Show only lines that include "างความส".

Source data
— start —

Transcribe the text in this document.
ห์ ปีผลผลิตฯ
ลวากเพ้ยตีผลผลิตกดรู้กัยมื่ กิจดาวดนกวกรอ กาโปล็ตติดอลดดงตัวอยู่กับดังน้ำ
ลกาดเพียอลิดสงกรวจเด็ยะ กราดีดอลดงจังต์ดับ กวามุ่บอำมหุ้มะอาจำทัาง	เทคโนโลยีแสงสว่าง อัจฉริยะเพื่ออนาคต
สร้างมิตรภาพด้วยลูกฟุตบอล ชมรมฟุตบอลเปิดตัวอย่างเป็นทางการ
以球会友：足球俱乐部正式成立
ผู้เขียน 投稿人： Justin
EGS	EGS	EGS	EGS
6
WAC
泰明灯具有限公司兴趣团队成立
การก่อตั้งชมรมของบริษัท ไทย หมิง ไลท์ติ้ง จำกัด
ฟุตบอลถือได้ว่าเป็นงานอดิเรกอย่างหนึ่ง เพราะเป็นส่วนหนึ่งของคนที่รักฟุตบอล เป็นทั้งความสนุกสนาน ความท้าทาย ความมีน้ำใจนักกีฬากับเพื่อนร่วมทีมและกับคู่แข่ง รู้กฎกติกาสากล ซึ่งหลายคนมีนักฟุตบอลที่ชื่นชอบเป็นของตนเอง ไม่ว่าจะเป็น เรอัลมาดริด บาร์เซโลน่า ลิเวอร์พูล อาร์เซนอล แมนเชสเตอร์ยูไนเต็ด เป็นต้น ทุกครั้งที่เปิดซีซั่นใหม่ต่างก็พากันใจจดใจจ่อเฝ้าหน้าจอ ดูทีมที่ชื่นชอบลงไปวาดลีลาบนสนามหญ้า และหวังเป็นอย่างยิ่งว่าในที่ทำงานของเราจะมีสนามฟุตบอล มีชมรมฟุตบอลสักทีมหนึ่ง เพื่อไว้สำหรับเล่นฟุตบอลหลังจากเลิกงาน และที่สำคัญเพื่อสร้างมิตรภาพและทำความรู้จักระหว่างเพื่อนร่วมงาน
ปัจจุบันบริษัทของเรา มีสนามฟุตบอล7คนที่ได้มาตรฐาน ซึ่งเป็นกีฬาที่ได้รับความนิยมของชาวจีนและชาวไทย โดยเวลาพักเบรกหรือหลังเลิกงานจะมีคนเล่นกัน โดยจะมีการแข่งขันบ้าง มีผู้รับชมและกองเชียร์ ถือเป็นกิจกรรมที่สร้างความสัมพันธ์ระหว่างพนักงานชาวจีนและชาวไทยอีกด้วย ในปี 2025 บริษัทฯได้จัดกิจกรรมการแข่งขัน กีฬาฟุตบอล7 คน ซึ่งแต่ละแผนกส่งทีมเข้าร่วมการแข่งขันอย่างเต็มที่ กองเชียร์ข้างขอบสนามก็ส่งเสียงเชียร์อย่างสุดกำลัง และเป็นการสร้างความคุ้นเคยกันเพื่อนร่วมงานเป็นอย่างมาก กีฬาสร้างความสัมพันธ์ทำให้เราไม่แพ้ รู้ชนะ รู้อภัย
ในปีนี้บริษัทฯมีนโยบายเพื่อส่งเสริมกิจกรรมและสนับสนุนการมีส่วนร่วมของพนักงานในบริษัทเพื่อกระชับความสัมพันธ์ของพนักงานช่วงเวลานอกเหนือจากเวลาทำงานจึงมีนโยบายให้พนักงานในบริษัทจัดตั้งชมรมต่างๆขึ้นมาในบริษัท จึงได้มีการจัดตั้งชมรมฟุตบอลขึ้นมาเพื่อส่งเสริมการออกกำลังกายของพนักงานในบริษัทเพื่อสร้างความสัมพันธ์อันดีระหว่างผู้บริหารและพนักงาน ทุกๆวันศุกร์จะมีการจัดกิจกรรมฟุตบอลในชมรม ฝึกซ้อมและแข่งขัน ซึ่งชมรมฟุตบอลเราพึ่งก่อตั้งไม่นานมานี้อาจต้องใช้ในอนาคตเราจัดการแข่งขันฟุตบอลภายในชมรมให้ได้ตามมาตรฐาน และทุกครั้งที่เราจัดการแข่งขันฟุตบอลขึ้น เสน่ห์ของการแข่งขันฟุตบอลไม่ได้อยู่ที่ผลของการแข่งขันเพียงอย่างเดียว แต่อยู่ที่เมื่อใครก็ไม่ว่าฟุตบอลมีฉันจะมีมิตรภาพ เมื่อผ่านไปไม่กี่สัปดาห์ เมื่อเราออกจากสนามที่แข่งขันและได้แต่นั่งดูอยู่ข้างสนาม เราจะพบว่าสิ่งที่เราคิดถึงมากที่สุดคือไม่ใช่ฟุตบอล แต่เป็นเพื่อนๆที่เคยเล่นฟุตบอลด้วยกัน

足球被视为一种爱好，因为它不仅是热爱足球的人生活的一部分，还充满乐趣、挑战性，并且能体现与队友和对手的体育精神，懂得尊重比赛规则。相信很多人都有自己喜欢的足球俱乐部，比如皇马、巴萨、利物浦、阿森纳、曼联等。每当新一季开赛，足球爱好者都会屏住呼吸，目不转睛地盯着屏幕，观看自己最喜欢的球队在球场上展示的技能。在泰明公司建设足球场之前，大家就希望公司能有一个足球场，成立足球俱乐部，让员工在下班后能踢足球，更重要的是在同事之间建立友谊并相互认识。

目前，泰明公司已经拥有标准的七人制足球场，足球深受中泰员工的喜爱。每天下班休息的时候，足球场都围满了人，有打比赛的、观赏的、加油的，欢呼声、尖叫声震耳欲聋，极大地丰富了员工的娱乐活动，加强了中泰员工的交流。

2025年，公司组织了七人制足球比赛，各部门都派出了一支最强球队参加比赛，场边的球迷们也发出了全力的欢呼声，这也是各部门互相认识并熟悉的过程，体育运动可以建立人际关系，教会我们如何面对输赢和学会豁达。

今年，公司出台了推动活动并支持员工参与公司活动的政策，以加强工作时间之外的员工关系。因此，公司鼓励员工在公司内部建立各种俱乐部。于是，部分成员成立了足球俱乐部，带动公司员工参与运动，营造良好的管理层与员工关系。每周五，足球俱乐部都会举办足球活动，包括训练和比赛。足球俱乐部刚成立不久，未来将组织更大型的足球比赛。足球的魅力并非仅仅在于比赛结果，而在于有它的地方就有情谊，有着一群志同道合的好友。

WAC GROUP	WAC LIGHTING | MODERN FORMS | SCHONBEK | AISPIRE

— end —

# Final result
ปัจจุบันบริษัทของเรา มีสนามฟุตบอล7คนที่ได้มาตรฐาน ซึ่งเป็นกีฬาที่ได้รับความนิยมของชาวจีนและชาวไทย โดยเวลาพักเบรกหรือหลังเลิกงานจะมีคนเล่นกัน โดยจะมีการแข่งขันบ้าง มีผู้รับชมและกองเชียร์ ถือเป็นกิจกรรมที่สร้างความสัมพันธ์ระหว่างพนักงานชาวจีนและชาวไทยอีกด้วย ในปี 2025 บริษัทฯได้จัดกิจกรรมการแข่งขัน กีฬาฟุตบอล7 คน ซึ่งแต่ละแผนกส่งทีมเข้าร่วมการแข่งขันอย่างเต็มที่ กองเชียร์ข้างขอบสนามก็ส่งเสียงเชียร์อย่างสุดกำลัง และเป็นการสร้างความคุ้นเคยกันเพื่อนร่วมงานเป็นอย่างมาก กีฬาสร้างความสัมพันธ์ทำให้เราไม่แพ้ รู้ชนะ รู้อภัย
ในปีนี้บริษัทฯมีนโยบายเพื่อส่งเสริมกิจกรรมและสนับสนุนการมีส่วนร่วมของพนักงานในบริษัทเพื่อกระชับความสัมพันธ์ของพนักงานช่วงเวลานอกเหนือจากเวลาทำงานจึงมีนโยบายให้พนักงานในบริษัทจัดตั้งชมรมต่างๆขึ้นมาในบริษัท จึงได้มีการจัดตั้งชมรมฟุตบอลขึ้นมาเพื่อส่งเสริมการออกกำลังกายของพนักงานในบริษัทเพื่อสร้างความสัมพันธ์อันดีระหว่างผู้บริหารและพนักงาน ทุกๆวันศุกร์จะมีการจัดกิจกรรมฟุตบอลในชมรม ฝึกซ้อมและแข่งขัน ซึ่งชมรมฟุตบอลเราพึ่งก่อตั้งไม่นานมานี้อาจต้องใช้ในอนาคตเราจัดการแข่งขันฟุตบอลภายในชมรมให้ได้ตามมาตรฐาน และทุกครั้งที่เราจัดการแข่งขันฟุตบอลขึ้น เสน่ห์ของการแข่งขันฟุตบอลไม่ได้อยู่ที่ผลของการแข่งขันเพียงอย่างเดียว แต่อยู่ที่เมื่อใครก็ไม่ว่าฟุตบอลมีฉันจะมีมิตรภาพ เมื่อผ่านไปไม่กี่สัปดาห์ เมื่อเราออกจากสนามที่แข่งขันและได้แต่นั่งดูอยู่ข้างสนาม เราจะพบว่าสิ่งที่เราคิดถึงมากที่สุดคือไม่ใช่ฟุตบอล แต่เป็นเพื่อนๆที่เคยเล่นฟุตบอลด้วยกัน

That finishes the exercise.